TASK GOAL: Search the data for the string "élelmiszerlánc" and extract every line where it appears.

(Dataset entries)
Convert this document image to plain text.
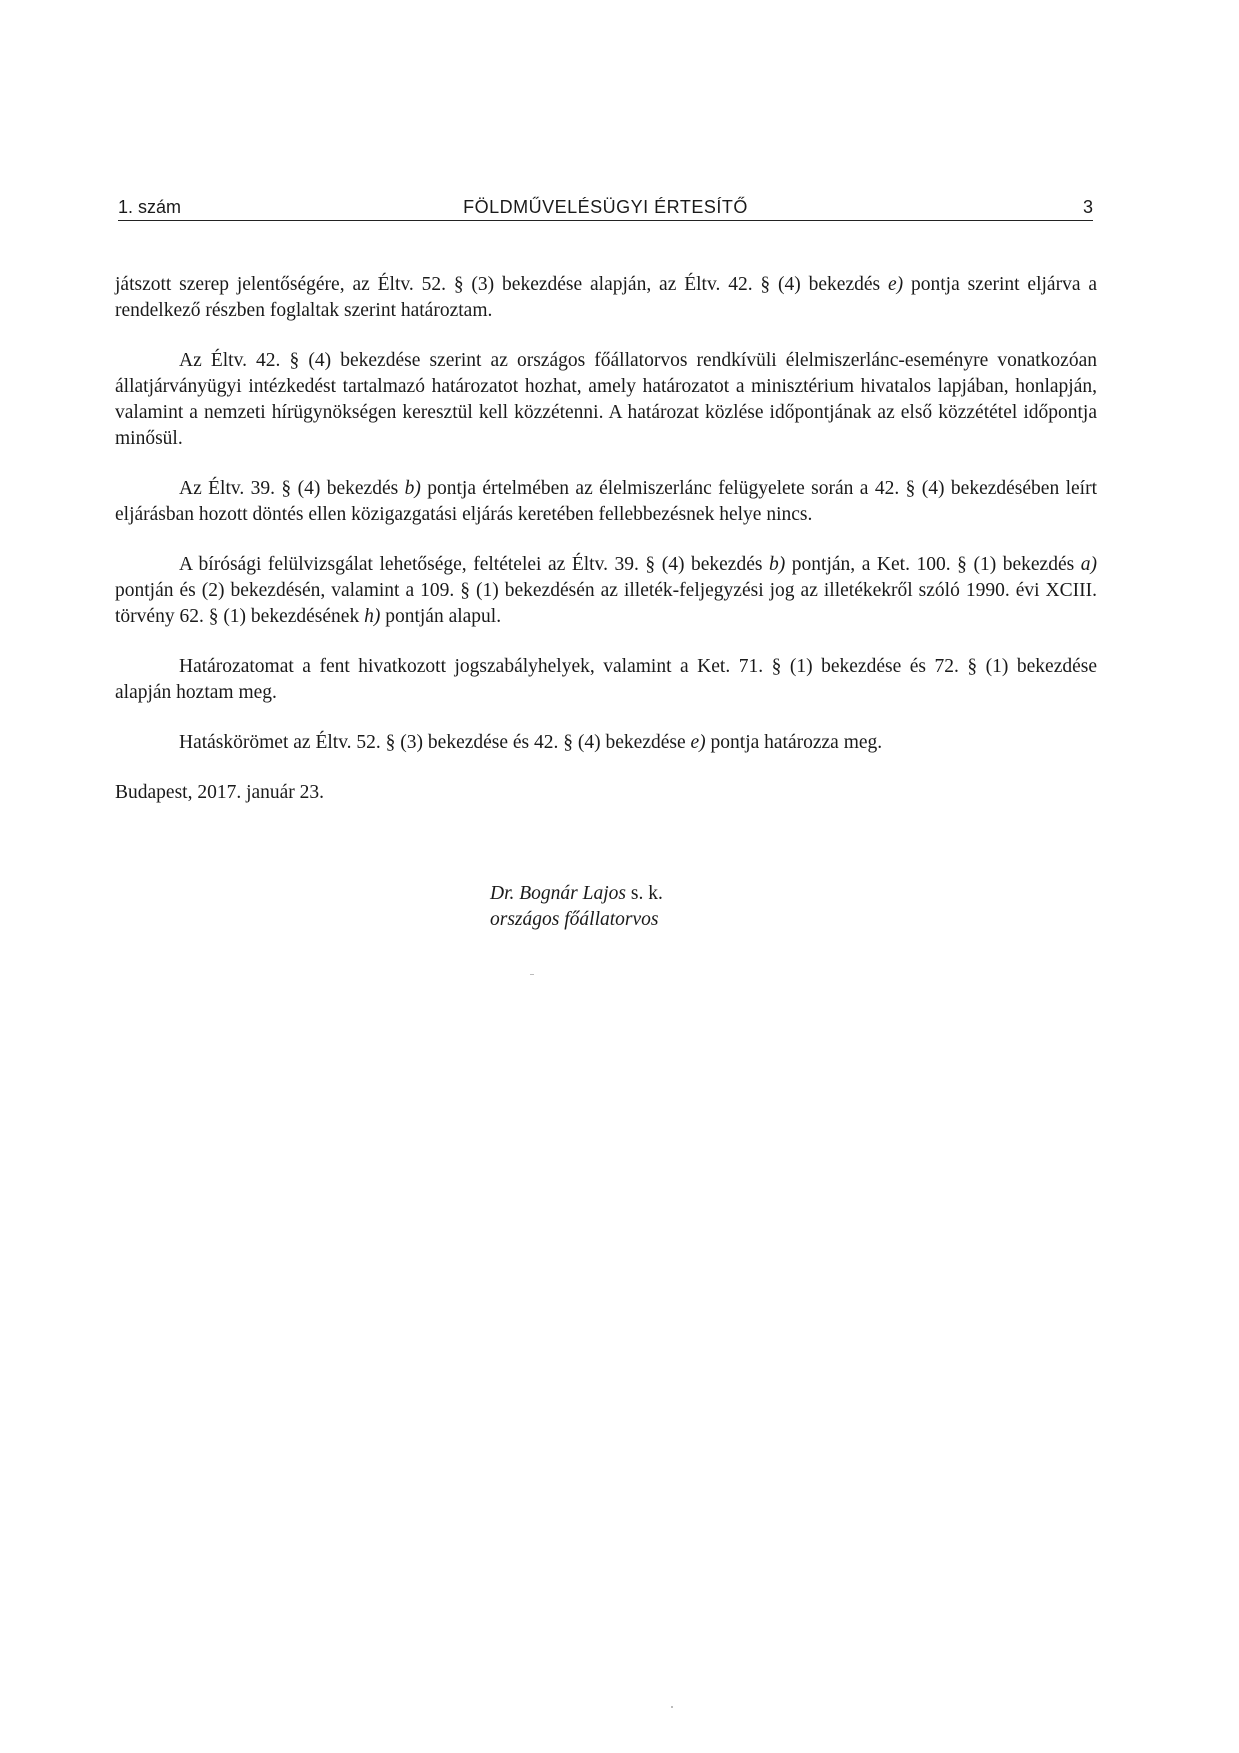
1. szám	FÖLDMŰVELÉSÜGYI ÉRTESÍTŐ	3

játszott szerep jelentőségére, az Éltv. 52. § (3) bekezdése alapján, az Éltv. 42. § (4) bekezdés e) pontja szerint eljárva a rendelkező részben foglaltak szerint határoztam.

Az Éltv. 42. § (4) bekezdése szerint az országos főállatorvos rendkívüli élelmiszerlánc-eseményre vonatkozóan állatjárványügyi intézkedést tartalmazó határozatot hozhat, amely határozatot a minisztérium hivatalos lapjában, honlapján, valamint a nemzeti hírügynökségen keresztül kell közzétenni. A határozat közlése időpontjának az első közzététel időpontja minősül.

Az Éltv. 39. § (4) bekezdés b) pontja értelmében az élelmiszerlánc felügyelete során a 42. § (4) bekezdésében leírt eljárásban hozott döntés ellen közigazgatási eljárás keretében fellebbezésnek helye nincs.

A bírósági felülvizsgálat lehetősége, feltételei az Éltv. 39. § (4) bekezdés b) pontján, a Ket. 100. § (1) bekezdés a) pontján és (2) bekezdésén, valamint a 109. § (1) bekezdésén az illeték-feljegyzési jog az illetékekről szóló 1990. évi XCIII. törvény 62. § (1) bekezdésének h) pontján alapul.

Határozatomat a fent hivatkozott jogszabályhelyek, valamint a Ket. 71. § (1) bekezdése és 72. § (1) bekezdése alapján hoztam meg.

Hatáskörömet az Éltv. 52. § (3) bekezdése és 42. § (4) bekezdése e) pontja határozza meg.

Budapest, 2017. január 23.

Dr. Bognár Lajos s. k.
országos főállatorvos
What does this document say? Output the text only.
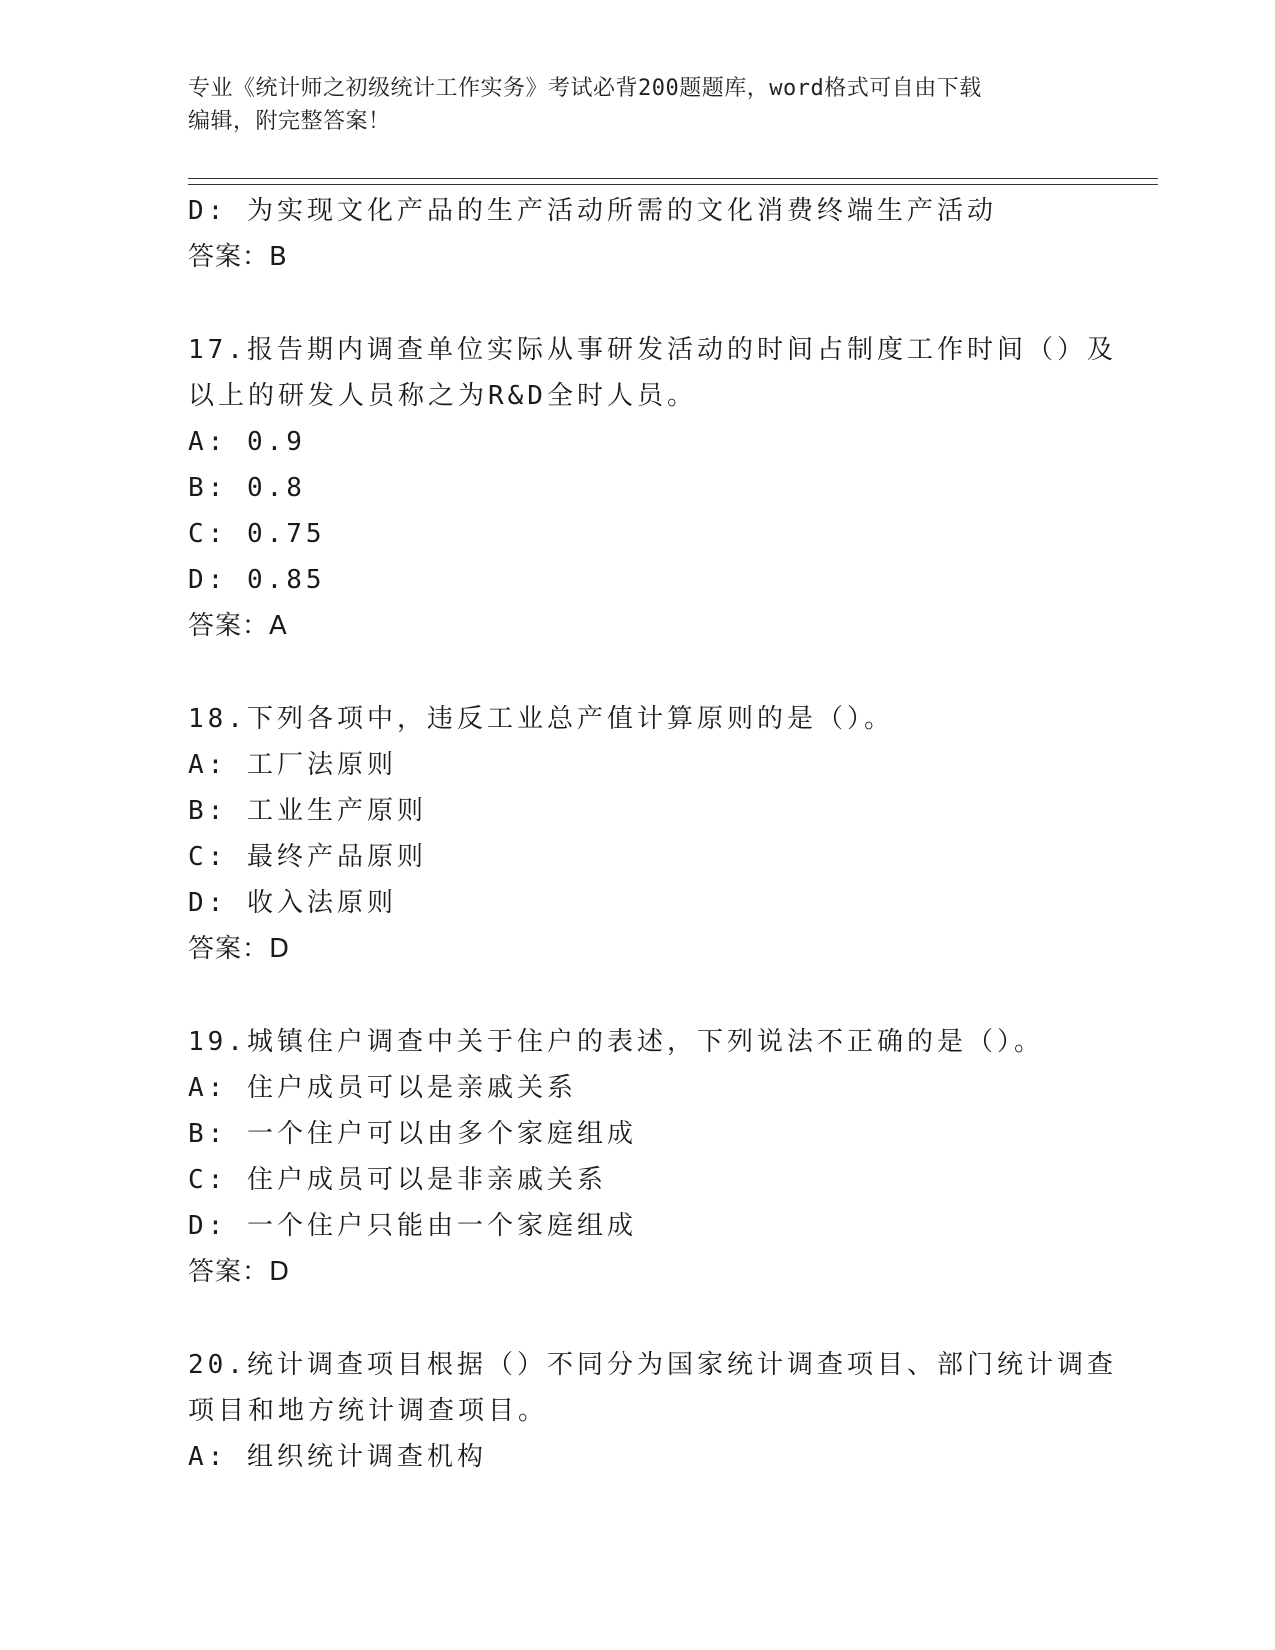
专业《统计师之初级统计工作实务》考试必背200题题库，word格式可自由下载
编辑，附完整答案！
D: 为实现文化产品的生产活动所需的文化消费终端生产活动
答案：B
17.报告期内调查单位实际从事研发活动的时间占制度工作时间（）及
以上的研发人员称之为R&D全时人员。
A: 0.9
B: 0.8
C: 0.75
D: 0.85
答案：A
18.下列各项中，违反工业总产值计算原则的是（）。
A: 工厂法原则
B: 工业生产原则
C: 最终产品原则
D: 收入法原则
答案：D
19.城镇住户调查中关于住户的表述，下列说法不正确的是（）。
A: 住户成员可以是亲戚关系
B: 一个住户可以由多个家庭组成
C: 住户成员可以是非亲戚关系
D: 一个住户只能由一个家庭组成
答案：D
20.统计调查项目根据（）不同分为国家统计调查项目、部门统计调查
项目和地方统计调查项目。
A: 组织统计调查机构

ANSWER:
Az Éltv. 42. § (4) bekezdése szerint az országos főállatorvos rendkívüli élelmiszerlánc-eseményre vonatkozóan állatjárványügyi intézkedést tartalmazó határozatot hozhat, amely határozatot a minisztérium hivatalos lapjában, honlapján, valamint a nemzeti hírügynökségen keresztül kell közzétenni. A határozat közlése időpontjának az első közzététel időpontja minősül.
Az Éltv. 39. § (4) bekezdés b) pontja értelmében az élelmiszerlánc felügyelete során a 42. § (4) bekezdésében leírt eljárásban hozott döntés ellen közigazgatási eljárás keretében fellebbezésnek helye nincs.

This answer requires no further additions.